> **Extracted material**:
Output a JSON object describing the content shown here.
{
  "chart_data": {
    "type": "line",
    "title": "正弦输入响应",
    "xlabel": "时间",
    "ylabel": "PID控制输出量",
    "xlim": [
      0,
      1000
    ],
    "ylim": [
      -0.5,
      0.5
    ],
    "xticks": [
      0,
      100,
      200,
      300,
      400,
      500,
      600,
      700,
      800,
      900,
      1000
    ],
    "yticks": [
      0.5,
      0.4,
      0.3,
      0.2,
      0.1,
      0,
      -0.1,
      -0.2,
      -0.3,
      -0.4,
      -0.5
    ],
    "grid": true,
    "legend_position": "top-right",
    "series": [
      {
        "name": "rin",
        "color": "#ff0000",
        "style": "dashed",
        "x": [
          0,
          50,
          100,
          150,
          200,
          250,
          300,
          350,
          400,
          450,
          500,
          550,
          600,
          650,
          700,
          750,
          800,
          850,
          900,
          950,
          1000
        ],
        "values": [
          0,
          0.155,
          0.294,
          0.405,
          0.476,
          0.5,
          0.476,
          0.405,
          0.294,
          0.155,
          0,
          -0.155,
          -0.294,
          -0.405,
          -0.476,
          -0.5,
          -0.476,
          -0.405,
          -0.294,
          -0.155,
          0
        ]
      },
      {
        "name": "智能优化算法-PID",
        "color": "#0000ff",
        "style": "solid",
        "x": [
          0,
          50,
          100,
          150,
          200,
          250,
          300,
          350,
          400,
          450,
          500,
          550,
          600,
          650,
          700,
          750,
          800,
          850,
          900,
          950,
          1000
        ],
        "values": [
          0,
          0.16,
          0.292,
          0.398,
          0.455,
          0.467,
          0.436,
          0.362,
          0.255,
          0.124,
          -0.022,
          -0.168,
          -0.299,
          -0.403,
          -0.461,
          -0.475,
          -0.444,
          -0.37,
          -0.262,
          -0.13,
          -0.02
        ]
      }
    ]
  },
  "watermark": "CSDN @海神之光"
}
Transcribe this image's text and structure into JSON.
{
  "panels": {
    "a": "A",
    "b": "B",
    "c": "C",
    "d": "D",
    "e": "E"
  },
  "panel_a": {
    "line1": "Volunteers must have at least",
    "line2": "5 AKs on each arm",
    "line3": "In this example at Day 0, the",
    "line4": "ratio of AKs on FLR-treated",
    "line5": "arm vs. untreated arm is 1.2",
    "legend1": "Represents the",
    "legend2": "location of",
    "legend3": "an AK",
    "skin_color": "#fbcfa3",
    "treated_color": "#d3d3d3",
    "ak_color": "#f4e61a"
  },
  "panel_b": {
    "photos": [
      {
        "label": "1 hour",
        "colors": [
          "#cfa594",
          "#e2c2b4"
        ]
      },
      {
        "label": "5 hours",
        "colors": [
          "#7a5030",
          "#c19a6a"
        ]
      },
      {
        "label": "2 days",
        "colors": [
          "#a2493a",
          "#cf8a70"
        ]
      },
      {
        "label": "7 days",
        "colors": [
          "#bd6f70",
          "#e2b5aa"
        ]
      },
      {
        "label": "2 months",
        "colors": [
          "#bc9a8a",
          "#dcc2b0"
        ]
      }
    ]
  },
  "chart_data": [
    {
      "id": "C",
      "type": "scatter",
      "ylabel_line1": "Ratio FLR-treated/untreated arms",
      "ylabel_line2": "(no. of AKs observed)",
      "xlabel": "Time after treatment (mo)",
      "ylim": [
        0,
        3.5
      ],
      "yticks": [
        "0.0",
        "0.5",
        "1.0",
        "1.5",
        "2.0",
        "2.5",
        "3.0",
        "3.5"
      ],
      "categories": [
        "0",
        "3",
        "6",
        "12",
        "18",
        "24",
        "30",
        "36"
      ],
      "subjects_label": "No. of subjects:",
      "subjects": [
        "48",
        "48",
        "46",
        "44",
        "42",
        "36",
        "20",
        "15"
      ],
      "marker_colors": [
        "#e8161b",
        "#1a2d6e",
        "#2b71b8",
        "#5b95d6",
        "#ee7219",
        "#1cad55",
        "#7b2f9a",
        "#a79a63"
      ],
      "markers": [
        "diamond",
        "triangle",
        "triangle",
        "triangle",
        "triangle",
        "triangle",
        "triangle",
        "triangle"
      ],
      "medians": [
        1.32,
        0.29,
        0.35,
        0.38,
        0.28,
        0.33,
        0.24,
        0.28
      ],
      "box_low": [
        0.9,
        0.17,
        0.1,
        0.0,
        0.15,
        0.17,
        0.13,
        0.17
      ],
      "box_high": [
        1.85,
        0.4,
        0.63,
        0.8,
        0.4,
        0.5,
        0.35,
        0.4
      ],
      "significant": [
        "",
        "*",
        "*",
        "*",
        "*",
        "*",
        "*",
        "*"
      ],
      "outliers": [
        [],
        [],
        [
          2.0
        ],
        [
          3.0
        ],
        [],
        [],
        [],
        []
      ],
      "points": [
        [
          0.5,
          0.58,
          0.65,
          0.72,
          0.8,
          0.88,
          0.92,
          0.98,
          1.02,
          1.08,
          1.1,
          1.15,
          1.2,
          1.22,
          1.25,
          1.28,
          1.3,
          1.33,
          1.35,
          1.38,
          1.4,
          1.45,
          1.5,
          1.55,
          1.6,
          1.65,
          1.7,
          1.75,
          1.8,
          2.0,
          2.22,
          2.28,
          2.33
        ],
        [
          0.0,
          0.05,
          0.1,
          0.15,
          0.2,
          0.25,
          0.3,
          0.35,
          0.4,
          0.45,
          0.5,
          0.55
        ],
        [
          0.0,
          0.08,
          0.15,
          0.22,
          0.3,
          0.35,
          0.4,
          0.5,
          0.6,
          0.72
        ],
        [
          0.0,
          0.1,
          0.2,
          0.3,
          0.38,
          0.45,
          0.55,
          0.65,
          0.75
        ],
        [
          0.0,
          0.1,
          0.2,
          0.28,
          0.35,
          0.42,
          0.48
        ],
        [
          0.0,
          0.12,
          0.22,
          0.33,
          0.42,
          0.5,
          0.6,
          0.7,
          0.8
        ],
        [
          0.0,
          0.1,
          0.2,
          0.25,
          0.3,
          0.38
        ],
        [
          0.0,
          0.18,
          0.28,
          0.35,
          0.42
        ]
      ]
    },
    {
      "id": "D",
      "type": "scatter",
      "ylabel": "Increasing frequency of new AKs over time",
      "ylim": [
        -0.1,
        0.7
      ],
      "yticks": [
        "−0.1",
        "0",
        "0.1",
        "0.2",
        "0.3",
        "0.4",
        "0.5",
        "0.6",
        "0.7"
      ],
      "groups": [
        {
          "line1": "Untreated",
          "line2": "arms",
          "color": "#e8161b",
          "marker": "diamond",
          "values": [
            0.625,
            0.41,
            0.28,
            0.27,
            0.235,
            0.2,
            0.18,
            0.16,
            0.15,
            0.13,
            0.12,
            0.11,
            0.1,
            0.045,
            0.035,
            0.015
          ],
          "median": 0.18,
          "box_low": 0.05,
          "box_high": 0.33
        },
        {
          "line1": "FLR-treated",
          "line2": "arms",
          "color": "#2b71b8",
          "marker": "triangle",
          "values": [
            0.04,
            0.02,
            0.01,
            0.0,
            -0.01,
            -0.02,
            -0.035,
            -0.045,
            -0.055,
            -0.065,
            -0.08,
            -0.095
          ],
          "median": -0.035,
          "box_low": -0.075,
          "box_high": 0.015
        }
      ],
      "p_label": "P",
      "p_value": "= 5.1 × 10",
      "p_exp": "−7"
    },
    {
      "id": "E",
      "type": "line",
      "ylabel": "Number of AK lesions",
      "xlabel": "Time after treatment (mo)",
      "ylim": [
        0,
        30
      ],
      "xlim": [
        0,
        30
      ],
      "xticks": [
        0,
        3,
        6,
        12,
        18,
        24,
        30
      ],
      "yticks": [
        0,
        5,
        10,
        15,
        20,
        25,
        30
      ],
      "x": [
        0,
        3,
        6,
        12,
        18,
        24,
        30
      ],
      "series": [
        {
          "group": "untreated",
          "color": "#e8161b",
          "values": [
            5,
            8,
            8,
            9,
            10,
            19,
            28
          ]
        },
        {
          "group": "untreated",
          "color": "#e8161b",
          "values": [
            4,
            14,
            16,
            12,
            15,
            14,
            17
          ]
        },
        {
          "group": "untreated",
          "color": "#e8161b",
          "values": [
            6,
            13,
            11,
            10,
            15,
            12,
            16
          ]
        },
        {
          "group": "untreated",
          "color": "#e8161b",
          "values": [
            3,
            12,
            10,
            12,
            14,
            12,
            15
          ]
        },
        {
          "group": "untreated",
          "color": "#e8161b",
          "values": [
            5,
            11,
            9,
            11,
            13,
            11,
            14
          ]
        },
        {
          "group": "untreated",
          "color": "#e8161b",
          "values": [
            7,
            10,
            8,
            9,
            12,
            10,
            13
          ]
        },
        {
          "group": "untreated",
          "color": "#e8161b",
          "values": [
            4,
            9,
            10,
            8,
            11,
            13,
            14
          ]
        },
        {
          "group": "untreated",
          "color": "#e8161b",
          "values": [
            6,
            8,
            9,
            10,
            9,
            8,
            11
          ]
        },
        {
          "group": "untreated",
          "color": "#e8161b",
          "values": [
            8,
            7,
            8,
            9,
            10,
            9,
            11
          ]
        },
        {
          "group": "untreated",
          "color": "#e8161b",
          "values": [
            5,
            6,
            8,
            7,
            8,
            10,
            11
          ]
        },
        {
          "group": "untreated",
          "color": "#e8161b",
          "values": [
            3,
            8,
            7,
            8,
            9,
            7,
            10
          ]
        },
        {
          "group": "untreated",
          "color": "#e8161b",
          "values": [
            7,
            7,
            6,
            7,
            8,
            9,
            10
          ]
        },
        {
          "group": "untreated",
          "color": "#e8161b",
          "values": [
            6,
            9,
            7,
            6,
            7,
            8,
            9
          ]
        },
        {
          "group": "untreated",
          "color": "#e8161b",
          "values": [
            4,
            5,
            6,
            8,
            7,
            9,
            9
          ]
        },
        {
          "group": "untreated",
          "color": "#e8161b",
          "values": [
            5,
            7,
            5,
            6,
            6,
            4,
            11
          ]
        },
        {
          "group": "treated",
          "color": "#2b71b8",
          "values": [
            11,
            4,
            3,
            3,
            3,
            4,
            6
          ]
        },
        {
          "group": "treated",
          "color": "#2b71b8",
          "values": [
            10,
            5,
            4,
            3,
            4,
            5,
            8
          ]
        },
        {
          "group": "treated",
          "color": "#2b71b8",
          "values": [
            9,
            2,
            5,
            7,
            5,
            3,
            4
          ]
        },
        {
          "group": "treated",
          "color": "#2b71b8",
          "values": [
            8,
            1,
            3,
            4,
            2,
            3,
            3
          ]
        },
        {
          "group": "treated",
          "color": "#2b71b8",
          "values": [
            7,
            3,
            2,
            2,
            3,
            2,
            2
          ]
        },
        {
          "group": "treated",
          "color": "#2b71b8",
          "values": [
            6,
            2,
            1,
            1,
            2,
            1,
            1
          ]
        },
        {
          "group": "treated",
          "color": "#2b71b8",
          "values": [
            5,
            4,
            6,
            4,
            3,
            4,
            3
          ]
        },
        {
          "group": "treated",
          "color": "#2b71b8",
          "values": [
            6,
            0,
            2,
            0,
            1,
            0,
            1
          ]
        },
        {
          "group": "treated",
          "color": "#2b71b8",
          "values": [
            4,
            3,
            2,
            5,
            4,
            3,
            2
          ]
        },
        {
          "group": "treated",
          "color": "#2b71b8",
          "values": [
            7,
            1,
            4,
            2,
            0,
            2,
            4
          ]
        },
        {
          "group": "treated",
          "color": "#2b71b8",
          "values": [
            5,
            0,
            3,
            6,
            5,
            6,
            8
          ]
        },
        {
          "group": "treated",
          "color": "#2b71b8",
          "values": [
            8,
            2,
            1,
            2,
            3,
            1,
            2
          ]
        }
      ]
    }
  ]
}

> **Prompt**:
Find every line above that contains the word "subjects", and return each one.

> **Solution to this exercise**:
      "subjects_label": "No. of subjects:",
      "subjects": [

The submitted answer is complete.